■ TO BE DONE
Pick out the lines below with "racial" and list them.

■ DATASET RECORDS

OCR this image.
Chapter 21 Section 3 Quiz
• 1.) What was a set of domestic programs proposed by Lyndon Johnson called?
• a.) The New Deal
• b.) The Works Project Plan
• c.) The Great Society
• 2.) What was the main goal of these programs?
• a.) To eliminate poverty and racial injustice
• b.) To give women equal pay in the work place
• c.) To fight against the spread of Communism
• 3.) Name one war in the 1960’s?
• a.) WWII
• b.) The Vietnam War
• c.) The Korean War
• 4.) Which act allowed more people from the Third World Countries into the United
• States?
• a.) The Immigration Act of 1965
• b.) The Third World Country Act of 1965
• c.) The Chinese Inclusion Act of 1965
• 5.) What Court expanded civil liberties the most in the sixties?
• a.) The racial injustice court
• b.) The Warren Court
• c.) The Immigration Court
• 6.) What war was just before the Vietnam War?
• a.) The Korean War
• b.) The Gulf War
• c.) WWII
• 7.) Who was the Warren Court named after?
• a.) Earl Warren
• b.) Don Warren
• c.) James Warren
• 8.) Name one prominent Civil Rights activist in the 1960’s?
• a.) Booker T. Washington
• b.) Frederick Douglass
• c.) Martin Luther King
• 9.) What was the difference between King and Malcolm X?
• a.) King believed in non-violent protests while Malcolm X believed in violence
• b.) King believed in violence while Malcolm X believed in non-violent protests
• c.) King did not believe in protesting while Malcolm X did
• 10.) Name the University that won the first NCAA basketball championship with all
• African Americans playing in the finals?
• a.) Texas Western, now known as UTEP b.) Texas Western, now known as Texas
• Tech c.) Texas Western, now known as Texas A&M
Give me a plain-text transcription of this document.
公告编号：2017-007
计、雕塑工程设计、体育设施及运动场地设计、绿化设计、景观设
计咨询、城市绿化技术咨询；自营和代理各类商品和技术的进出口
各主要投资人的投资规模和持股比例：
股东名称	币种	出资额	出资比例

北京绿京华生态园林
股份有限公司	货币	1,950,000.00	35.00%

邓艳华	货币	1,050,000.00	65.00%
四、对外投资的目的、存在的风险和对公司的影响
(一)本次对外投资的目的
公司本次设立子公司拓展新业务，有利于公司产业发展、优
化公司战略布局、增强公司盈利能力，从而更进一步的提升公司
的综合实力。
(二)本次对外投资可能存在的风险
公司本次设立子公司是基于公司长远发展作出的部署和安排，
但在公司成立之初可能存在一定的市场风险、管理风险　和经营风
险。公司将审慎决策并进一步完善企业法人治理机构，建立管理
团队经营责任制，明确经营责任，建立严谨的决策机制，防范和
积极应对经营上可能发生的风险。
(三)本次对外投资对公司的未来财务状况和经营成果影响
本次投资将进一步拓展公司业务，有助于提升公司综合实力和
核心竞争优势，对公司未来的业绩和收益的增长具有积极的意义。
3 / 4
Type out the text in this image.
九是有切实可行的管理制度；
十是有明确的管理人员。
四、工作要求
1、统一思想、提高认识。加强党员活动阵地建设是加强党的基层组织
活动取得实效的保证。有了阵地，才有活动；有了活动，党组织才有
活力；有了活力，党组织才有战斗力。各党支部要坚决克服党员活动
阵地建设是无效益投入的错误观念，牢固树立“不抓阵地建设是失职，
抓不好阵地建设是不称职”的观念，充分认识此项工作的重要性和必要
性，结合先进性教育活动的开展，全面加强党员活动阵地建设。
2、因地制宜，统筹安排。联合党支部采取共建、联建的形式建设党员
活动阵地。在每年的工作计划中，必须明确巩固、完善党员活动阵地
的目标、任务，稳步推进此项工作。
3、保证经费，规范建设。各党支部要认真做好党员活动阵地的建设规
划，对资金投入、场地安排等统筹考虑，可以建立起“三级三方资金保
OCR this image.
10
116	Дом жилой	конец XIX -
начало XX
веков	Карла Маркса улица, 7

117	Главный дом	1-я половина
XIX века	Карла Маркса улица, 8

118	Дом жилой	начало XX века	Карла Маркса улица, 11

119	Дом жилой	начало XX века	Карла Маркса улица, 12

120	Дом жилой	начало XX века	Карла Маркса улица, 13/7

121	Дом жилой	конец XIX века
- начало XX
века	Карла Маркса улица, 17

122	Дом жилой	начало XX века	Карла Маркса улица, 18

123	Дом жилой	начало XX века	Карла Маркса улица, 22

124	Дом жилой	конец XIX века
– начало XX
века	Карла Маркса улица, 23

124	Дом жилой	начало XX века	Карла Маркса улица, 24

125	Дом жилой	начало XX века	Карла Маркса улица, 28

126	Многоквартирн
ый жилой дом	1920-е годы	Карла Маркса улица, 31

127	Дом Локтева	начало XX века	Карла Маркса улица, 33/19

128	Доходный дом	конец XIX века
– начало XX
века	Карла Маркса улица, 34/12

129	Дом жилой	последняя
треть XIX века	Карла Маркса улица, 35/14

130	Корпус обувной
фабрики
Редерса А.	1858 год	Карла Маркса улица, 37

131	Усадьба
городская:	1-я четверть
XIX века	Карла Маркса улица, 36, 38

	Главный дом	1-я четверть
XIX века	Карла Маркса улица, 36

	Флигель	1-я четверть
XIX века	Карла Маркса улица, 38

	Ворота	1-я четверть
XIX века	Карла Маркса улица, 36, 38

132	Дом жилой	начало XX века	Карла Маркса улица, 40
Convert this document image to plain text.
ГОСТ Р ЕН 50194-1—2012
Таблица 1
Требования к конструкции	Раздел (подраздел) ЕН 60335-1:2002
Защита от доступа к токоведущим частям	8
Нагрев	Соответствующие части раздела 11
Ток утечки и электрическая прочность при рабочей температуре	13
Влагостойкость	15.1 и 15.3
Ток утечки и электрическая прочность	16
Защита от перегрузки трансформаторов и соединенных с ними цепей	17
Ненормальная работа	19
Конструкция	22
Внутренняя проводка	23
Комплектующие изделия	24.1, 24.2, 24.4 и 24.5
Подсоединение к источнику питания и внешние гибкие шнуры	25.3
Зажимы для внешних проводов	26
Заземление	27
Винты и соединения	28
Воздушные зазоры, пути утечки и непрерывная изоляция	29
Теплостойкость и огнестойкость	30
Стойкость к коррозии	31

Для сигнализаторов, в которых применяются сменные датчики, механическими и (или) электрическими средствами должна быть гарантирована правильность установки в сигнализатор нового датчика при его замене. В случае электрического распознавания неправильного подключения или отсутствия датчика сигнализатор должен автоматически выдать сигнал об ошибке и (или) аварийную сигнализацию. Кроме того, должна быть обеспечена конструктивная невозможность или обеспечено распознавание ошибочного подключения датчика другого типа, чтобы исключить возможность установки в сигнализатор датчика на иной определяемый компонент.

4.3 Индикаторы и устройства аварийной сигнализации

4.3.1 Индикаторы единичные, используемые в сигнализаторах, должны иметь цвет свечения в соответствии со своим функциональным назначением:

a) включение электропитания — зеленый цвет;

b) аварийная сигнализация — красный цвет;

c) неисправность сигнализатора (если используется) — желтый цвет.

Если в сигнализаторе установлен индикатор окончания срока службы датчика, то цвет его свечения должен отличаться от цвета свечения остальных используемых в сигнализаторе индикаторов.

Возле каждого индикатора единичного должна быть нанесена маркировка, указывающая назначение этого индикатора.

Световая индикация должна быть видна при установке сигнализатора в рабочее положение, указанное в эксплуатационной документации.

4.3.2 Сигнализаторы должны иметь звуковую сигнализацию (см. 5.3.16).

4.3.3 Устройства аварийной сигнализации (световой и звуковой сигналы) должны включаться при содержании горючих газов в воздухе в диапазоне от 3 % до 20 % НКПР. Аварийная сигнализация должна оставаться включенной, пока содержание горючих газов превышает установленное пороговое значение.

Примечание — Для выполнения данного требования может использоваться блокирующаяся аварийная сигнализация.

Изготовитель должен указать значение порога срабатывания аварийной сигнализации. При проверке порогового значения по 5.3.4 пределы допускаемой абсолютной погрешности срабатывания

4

■ SOLUTION TO THE PROBLEM
• a.) To eliminate poverty and racial injustice
• a.) The racial injustice court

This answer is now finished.